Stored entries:
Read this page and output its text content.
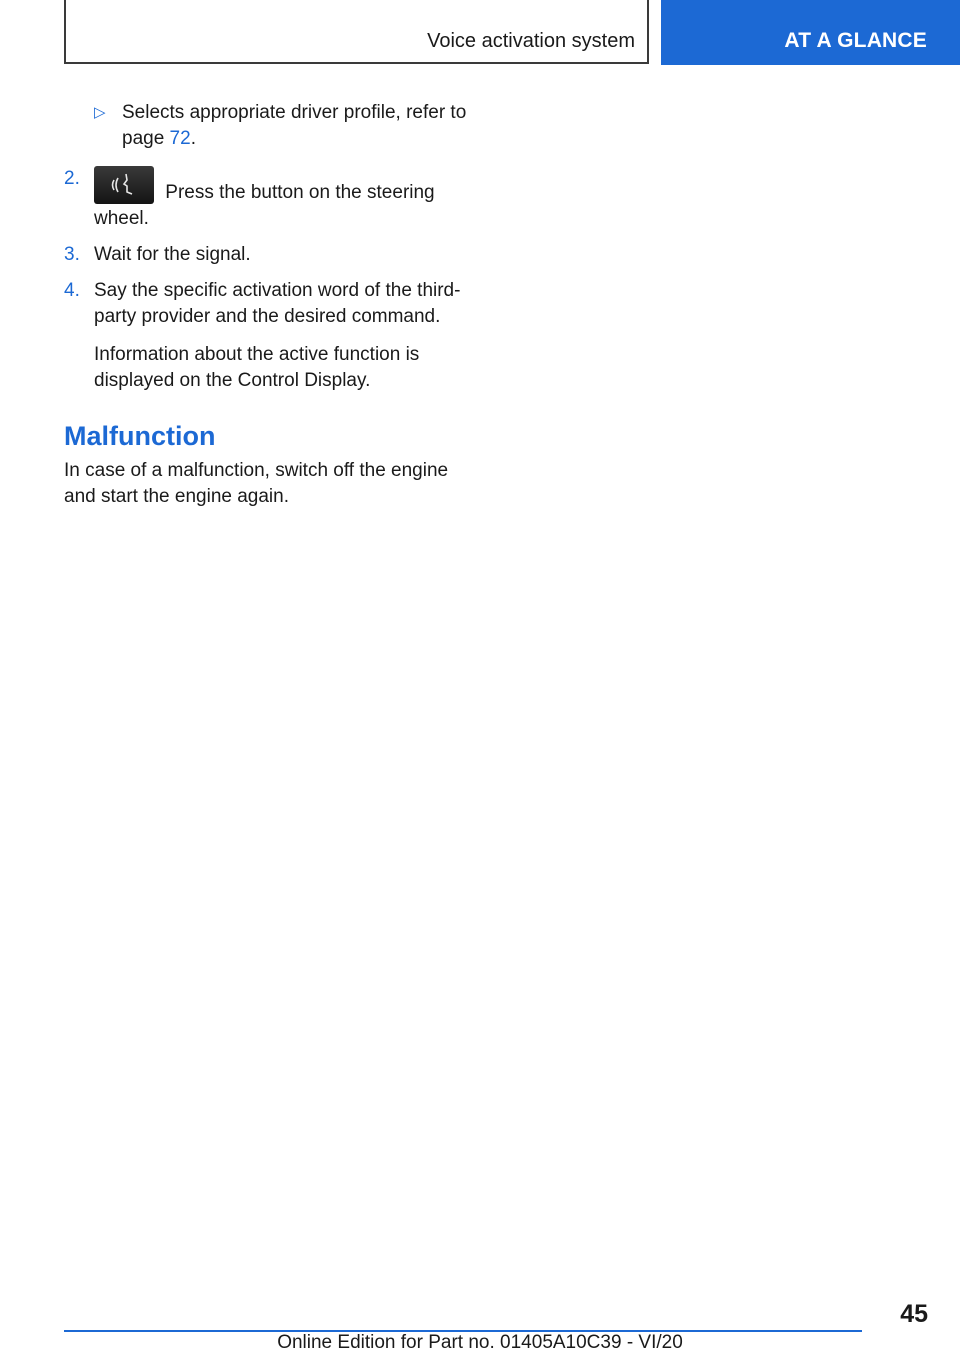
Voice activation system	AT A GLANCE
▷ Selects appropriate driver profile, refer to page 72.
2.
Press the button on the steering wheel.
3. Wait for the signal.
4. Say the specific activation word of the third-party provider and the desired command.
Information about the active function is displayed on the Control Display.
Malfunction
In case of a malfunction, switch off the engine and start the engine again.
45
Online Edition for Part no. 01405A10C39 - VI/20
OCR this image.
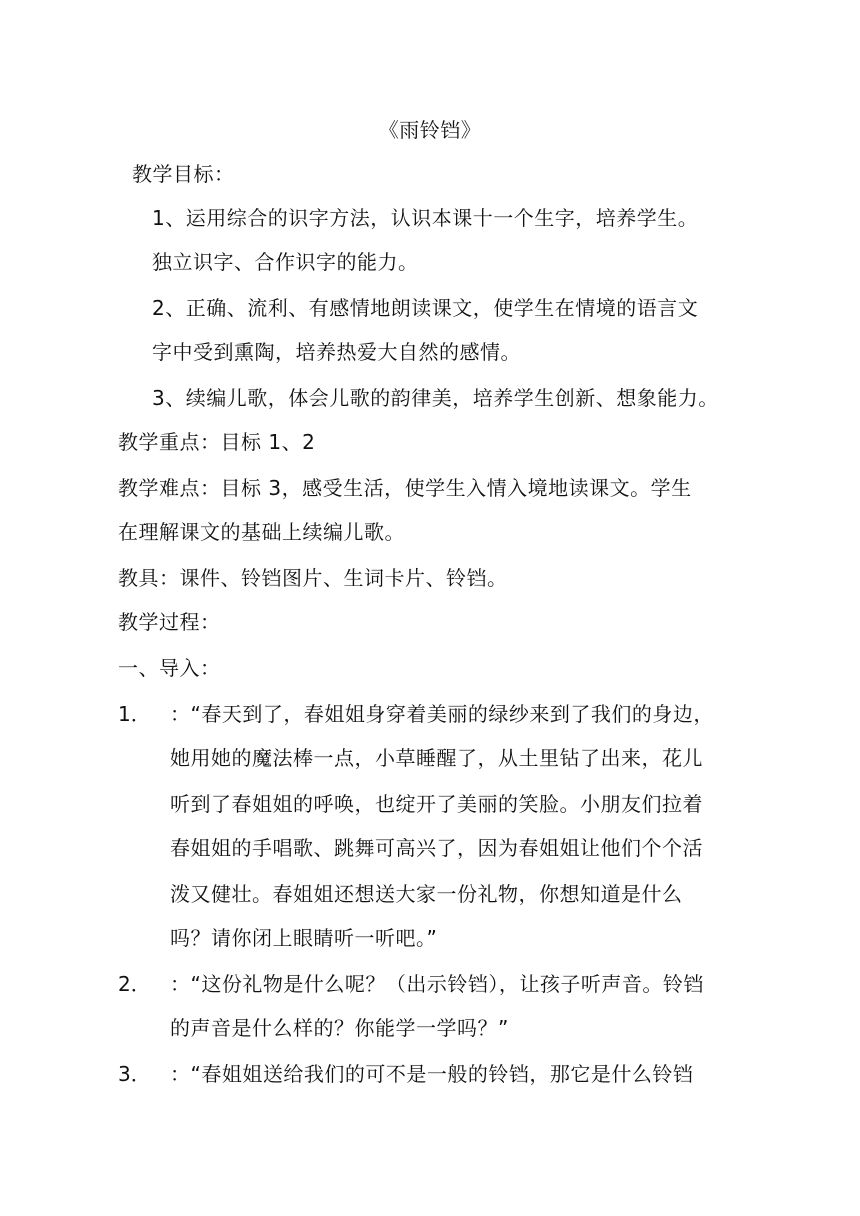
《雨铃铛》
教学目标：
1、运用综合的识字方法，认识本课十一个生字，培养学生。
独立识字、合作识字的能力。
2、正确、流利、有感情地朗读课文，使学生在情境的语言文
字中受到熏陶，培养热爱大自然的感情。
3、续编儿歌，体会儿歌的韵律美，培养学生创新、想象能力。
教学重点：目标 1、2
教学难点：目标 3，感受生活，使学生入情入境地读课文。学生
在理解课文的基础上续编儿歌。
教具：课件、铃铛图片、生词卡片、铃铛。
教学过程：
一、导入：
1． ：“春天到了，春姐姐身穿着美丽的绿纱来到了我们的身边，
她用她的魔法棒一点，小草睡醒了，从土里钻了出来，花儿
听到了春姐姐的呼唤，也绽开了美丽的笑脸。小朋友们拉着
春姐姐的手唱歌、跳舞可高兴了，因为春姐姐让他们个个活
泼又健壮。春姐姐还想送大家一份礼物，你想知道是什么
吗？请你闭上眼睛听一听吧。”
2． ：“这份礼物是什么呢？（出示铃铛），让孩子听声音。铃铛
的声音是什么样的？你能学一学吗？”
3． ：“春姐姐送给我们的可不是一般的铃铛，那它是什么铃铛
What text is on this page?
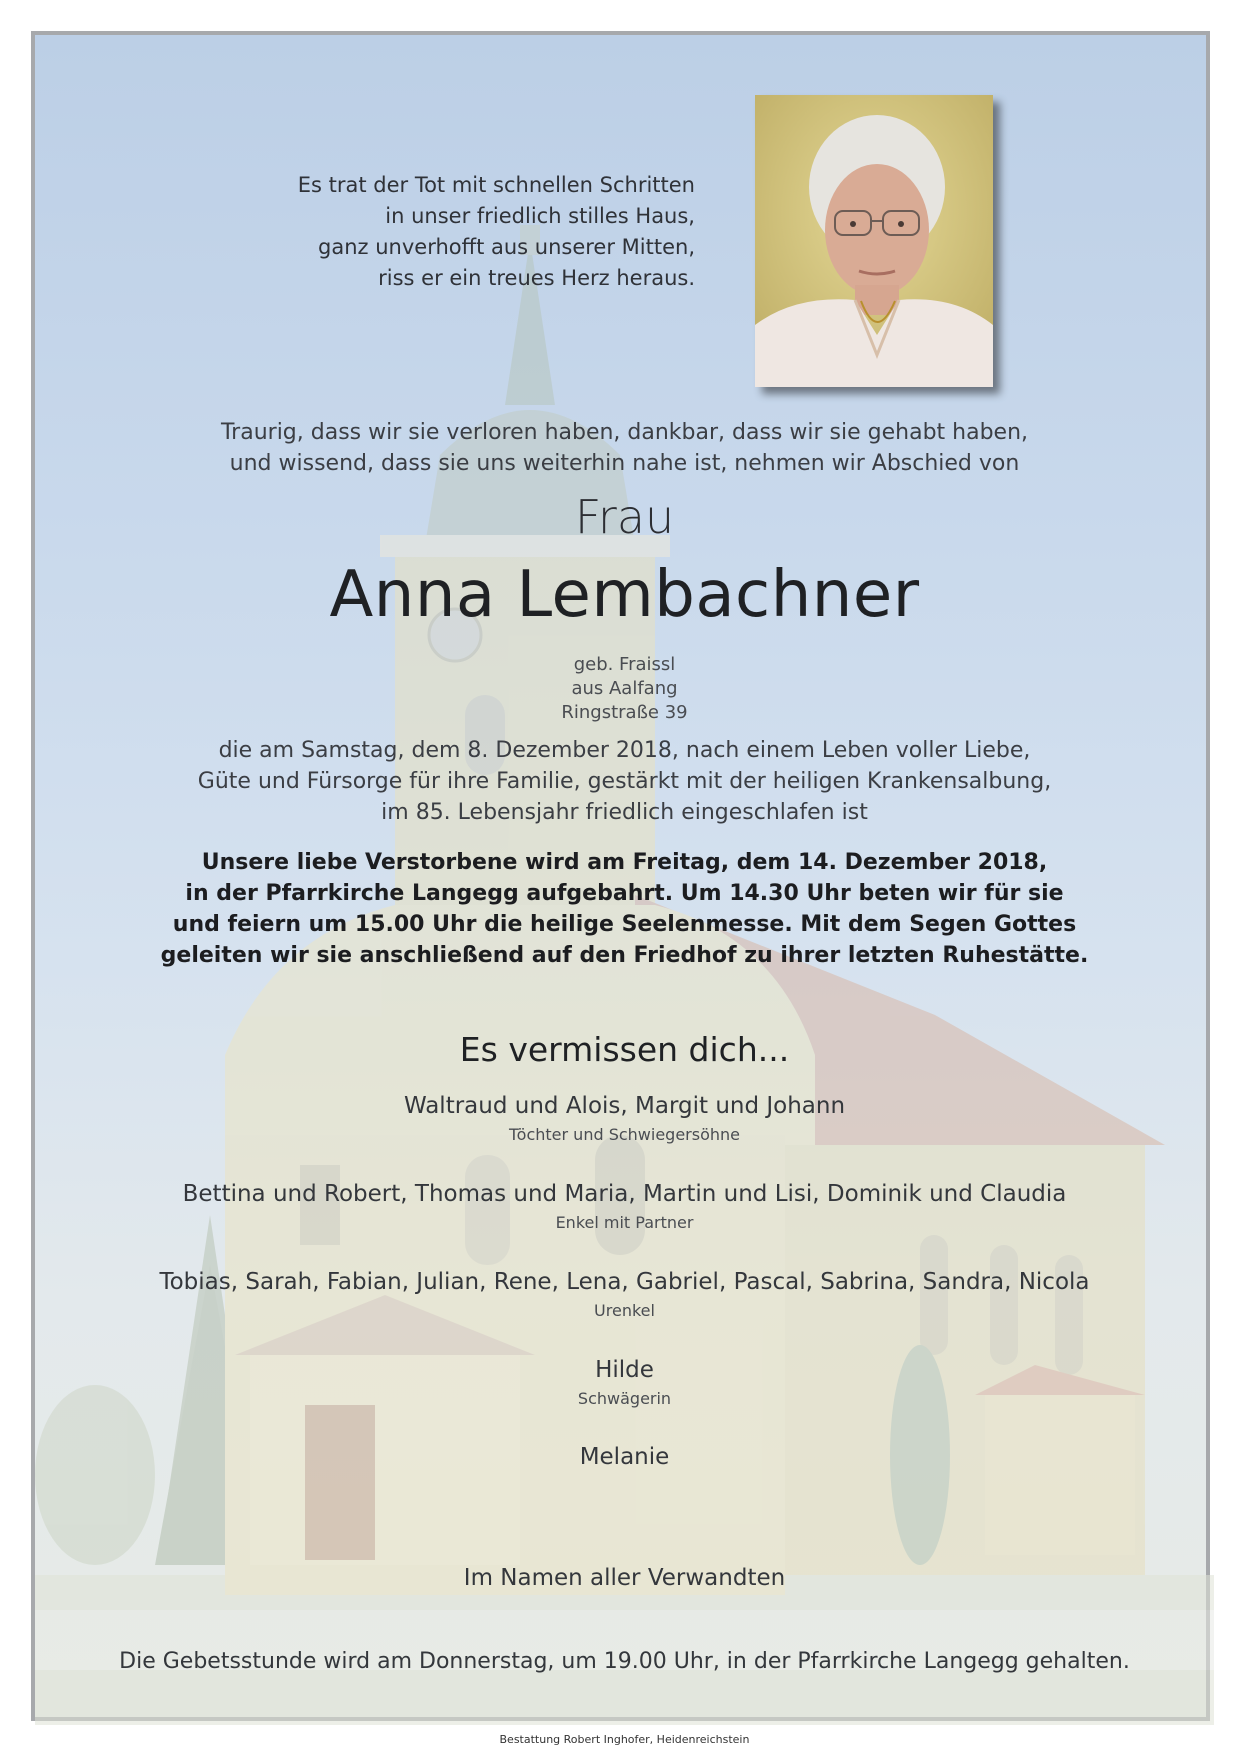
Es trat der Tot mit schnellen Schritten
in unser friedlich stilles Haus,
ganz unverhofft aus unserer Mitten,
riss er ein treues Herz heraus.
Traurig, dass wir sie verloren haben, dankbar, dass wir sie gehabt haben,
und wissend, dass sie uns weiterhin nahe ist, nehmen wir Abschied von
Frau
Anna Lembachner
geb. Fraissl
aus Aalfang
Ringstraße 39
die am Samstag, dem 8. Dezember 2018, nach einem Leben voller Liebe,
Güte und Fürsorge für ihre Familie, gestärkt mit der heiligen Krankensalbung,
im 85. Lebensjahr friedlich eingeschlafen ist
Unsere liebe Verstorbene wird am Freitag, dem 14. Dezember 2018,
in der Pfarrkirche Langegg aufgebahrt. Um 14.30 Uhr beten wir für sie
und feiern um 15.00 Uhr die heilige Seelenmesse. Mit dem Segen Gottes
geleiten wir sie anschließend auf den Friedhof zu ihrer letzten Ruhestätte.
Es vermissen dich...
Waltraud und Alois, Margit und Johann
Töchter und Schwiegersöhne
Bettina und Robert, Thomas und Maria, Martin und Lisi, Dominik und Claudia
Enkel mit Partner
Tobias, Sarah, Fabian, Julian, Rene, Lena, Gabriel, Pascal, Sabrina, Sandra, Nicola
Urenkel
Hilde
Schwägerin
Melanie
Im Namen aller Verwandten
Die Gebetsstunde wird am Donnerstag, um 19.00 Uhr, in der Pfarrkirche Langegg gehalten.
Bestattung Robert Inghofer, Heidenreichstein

EXERCISE - Starting at the line that holds "OCR this image.", copy each line exactly through the end of the listing, both ends included. Leave the pictures out.

SOLUTION FOR THIS PROBLEM -
OCR this image.
《雨铃铛》
教学目标：
1、运用综合的识字方法，认识本课十一个生字，培养学生。
独立识字、合作识字的能力。
2、正确、流利、有感情地朗读课文，使学生在情境的语言文
字中受到熏陶，培养热爱大自然的感情。
3、续编儿歌，体会儿歌的韵律美，培养学生创新、想象能力。
教学重点：目标 1、2
教学难点：目标 3，感受生活，使学生入情入境地读课文。学生
在理解课文的基础上续编儿歌。
教具：课件、铃铛图片、生词卡片、铃铛。
教学过程：
一、导入：
1． ：“春天到了，春姐姐身穿着美丽的绿纱来到了我们的身边，
她用她的魔法棒一点，小草睡醒了，从土里钻了出来，花儿
听到了春姐姐的呼唤，也绽开了美丽的笑脸。小朋友们拉着
春姐姐的手唱歌、跳舞可高兴了，因为春姐姐让他们个个活
泼又健壮。春姐姐还想送大家一份礼物，你想知道是什么
吗？请你闭上眼睛听一听吧。”
2． ：“这份礼物是什么呢？（出示铃铛），让孩子听声音。铃铛
的声音是什么样的？你能学一学吗？”
3． ：“春姐姐送给我们的可不是一般的铃铛，那它是什么铃铛
What text is on this page?
Es trat der Tot mit schnellen Schritten
in unser friedlich stilles Haus,
ganz unverhofft aus unserer Mitten,
riss er ein treues Herz heraus.
Traurig, dass wir sie verloren haben, dankbar, dass wir sie gehabt haben,
und wissend, dass sie uns weiterhin nahe ist, nehmen wir Abschied von
Frau
Anna Lembachner
geb. Fraissl
aus Aalfang
Ringstraße 39
die am Samstag, dem 8. Dezember 2018, nach einem Leben voller Liebe,
Güte und Fürsorge für ihre Familie, gestärkt mit der heiligen Krankensalbung,
im 85. Lebensjahr friedlich eingeschlafen ist
Unsere liebe Verstorbene wird am Freitag, dem 14. Dezember 2018,
in der Pfarrkirche Langegg aufgebahrt. Um 14.30 Uhr beten wir für sie
und feiern um 15.00 Uhr die heilige Seelenmesse. Mit dem Segen Gottes
geleiten wir sie anschließend auf den Friedhof zu ihrer letzten Ruhestätte.
Es vermissen dich...
Waltraud und Alois, Margit und Johann
Töchter und Schwiegersöhne
Bettina und Robert, Thomas und Maria, Martin und Lisi, Dominik und Claudia
Enkel mit Partner
Tobias, Sarah, Fabian, Julian, Rene, Lena, Gabriel, Pascal, Sabrina, Sandra, Nicola
Urenkel
Hilde
Schwägerin
Melanie
Im Namen aller Verwandten
Die Gebetsstunde wird am Donnerstag, um 19.00 Uhr, in der Pfarrkirche Langegg gehalten.
Bestattung Robert Inghofer, Heidenreichstein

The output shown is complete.